# [Text section]
>> START

1. INTRODUCTION
A geostationary orbit (GEO) satellite or geosynchronous orbit satellite is a satellite that orbits around the Earth with the same period as the Earth rotation. Therefore, it appears on the same position from the viewpoint of a ground observer. However, in reality, it very slowly moves naturally or by human-designed operation, and the movement should be monitored by a ground station to keep the satellite properly operating. Several attempts have been made to observe GEO satellites by optical methods (Choi et al. 2009; Choi et al. 2010; Choi et al. 2011; Lee et al. 2004; Montojo et al. 2011; Nikolayev et al. 2011), but most of these methods are done by manual observations and manual data reduction. The optical wide-field patrol (OWL) system is capable of automatic observation using a pre-arranged observation schedule (Park et al. 2013); thus, if a method of automatic data reduction of GEO satellites is available, a fully automated GEO satellite monitoring would be possible.
In this paper, Section 2 describes the test observation for data acquisition to be used in a data reduction algorithm. Section 3 explains the details of the reduction algorithm. Section 4 provides the results and their discussion. Section 5 presents the summary.
2. TEST OBSERVATION
2.1 Site, Telescope and Detector
The test observation was performed at the testbed site located in the Korea Astronomy and Space Science Institute (KASI), Daejeon, Korea. Table 1 lists the summary of the test environment information and the observation system specification.
Table 1.OWL test-bed specifications.
2.2 Test Observation
Table 2 lists the summary of the test observation run. All pointing directions of the telescope are within one square degree in the horizontal coordinates (expressed in azimuthal angle and elevation) because the target is just one GEO satellite, which is assumed to stay apparently fixed on the sky from the viewpoint of a ground observer. The observation sequences consist of “actions,” which include from six to nine images with just 1-s exposure time. The reasons for taking only 1-s exposure time are the following:
1. The night sky in the observation site is too bright; thus, the target and the stars are easily absorbed in the background noise. 2. With short exposure time, the number of available images can be increased.

>> END

# [Dataset extract]
>> START

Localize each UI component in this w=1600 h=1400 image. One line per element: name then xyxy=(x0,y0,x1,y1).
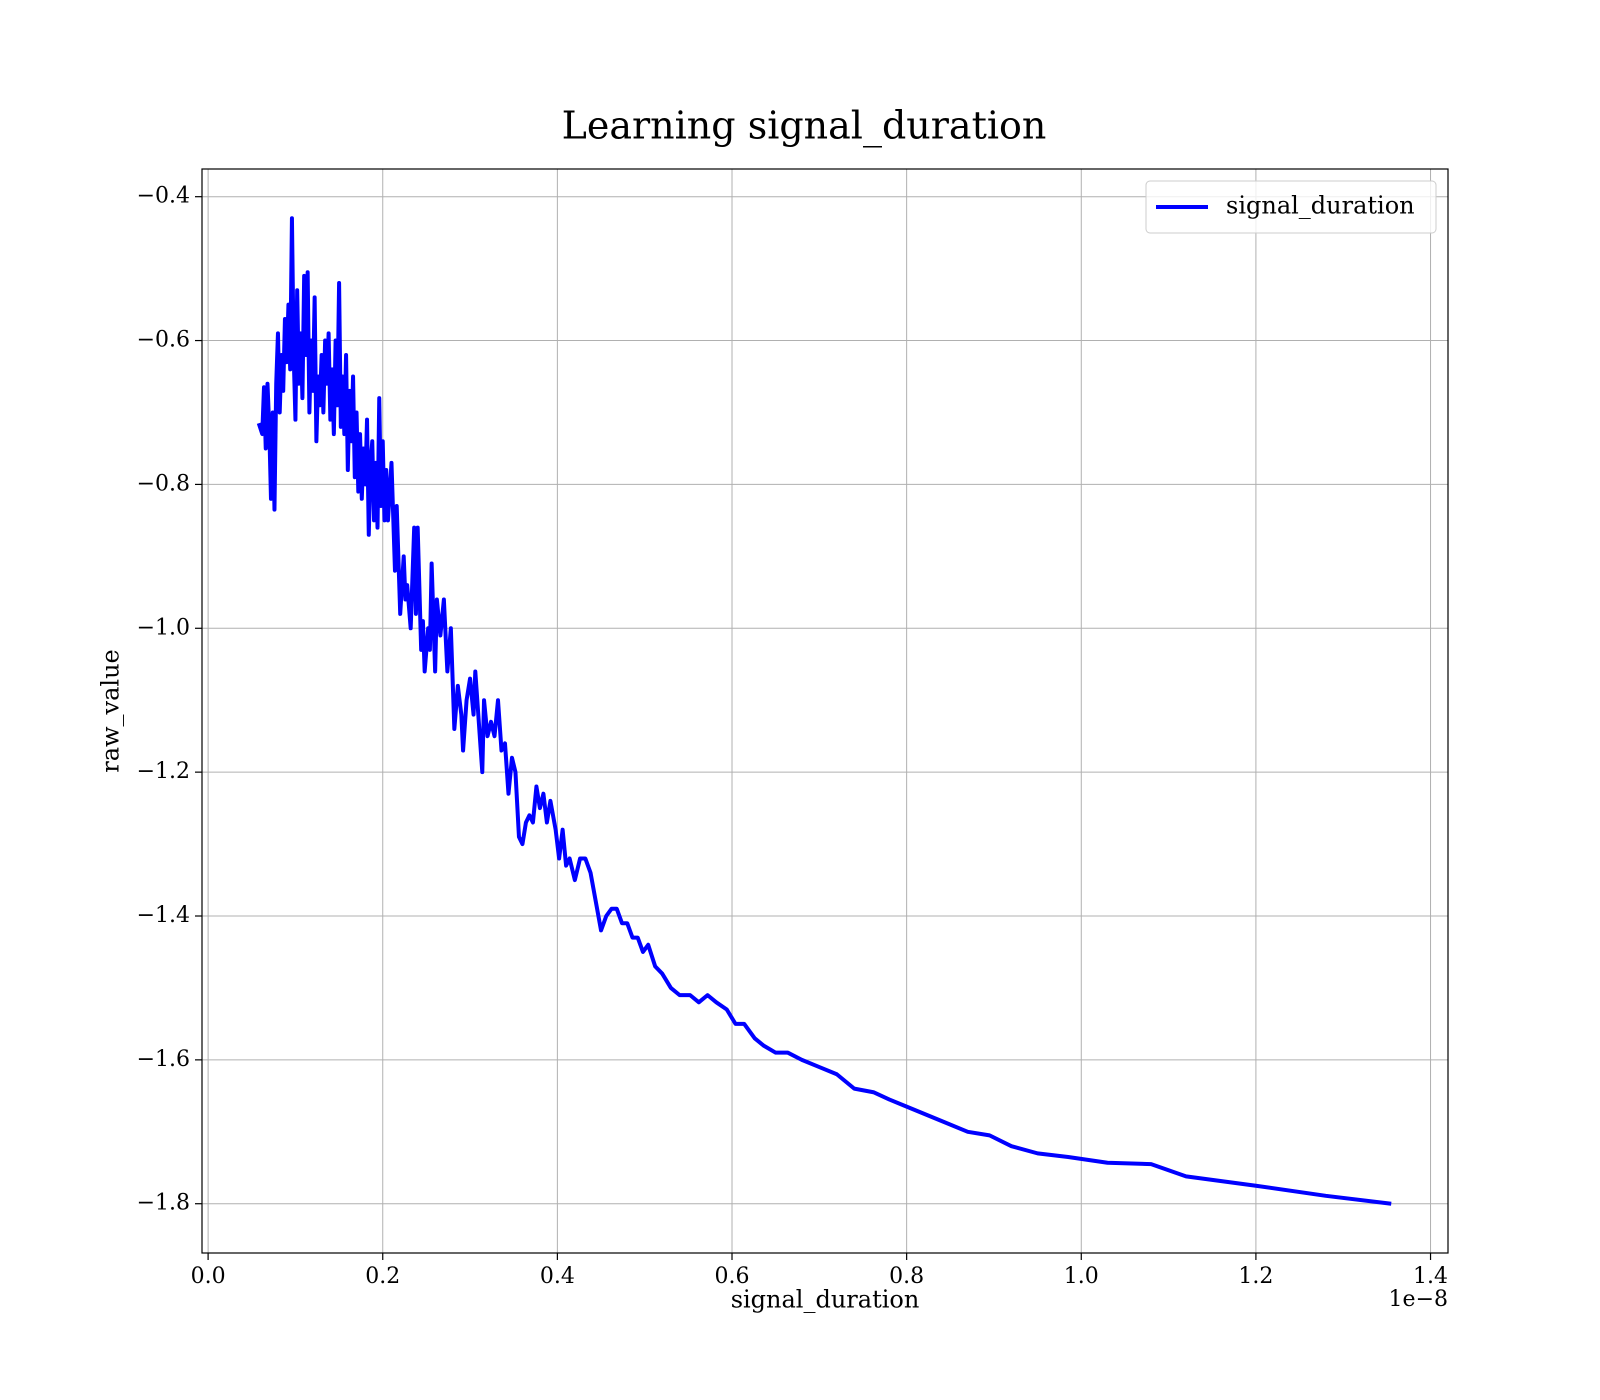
y-tick-label: −1.2 xyxy=(137,759,190,784)
y-tick-label: −1.4 xyxy=(137,903,190,928)
x-offset-label: 1e−8 xyxy=(1389,1287,1448,1312)
y-tick-label: −0.6 xyxy=(137,328,190,353)
chart-title: Learning signal_duration xyxy=(562,104,1047,149)
x-tick-label: 1.4 xyxy=(1413,1264,1448,1289)
x-tick-label: 1.2 xyxy=(1238,1264,1273,1289)
legend-box xyxy=(1145,180,1437,234)
legend-label: signal_duration xyxy=(1226,192,1415,220)
x-tick-label: 0.8 xyxy=(889,1264,924,1289)
x-tick-label: 1.0 xyxy=(1064,1264,1099,1289)
y-axis-label: raw_value xyxy=(97,649,125,773)
x-tick-label: 0.2 xyxy=(365,1264,400,1289)
x-tick-label: 0.0 xyxy=(191,1264,226,1289)
x-tick-label: 0.6 xyxy=(715,1264,750,1289)
y-tick-label: −0.8 xyxy=(137,471,190,496)
legend: signal_duration xyxy=(1145,180,1437,234)
y-tick-label: −1.6 xyxy=(137,1047,190,1072)
x-axis-label: signal_duration xyxy=(731,1286,920,1314)
y-tick-label: −1.8 xyxy=(137,1191,190,1216)
data-line xyxy=(256,216,1392,1206)
y-tick-label: −1.0 xyxy=(137,615,190,640)
plot-frame xyxy=(201,168,1449,1254)
x-tick-label: 0.4 xyxy=(540,1264,575,1289)
y-tick-label: −0.4 xyxy=(137,184,190,209)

>> END

# [Tasks]
[1] According to the GEO satellite text, why did the test observation use only 1-s exposures? Answer in one to three sentences.
[2] Rewrite the part of the GEO satellite text that opens with the words containing "In this paper, Section" and closes with "observation system specification.", putting "observing site" in place of "testbed site".

# [Response list]
[1] The night sky at the observation site is so bright that the target and the stars are easily lost in the background noise. A short exposure time also allows more images to be taken.

[2]
In this paper, Section 2 describes the test observation for data acquisition to be used in a data reduction algorithm. Section 3 explains the details of the reduction algorithm. Section 4 provides the results and their discussion. Section 5 presents the summary.
2. TEST OBSERVATION
2.1 Site, Telescope and Detector
The test observation was performed at the observing site located in the Korea Astronomy and Space Science Institute (KASI), Daejeon, Korea. Table 1 lists the summary of the test environment information and the observation system specification.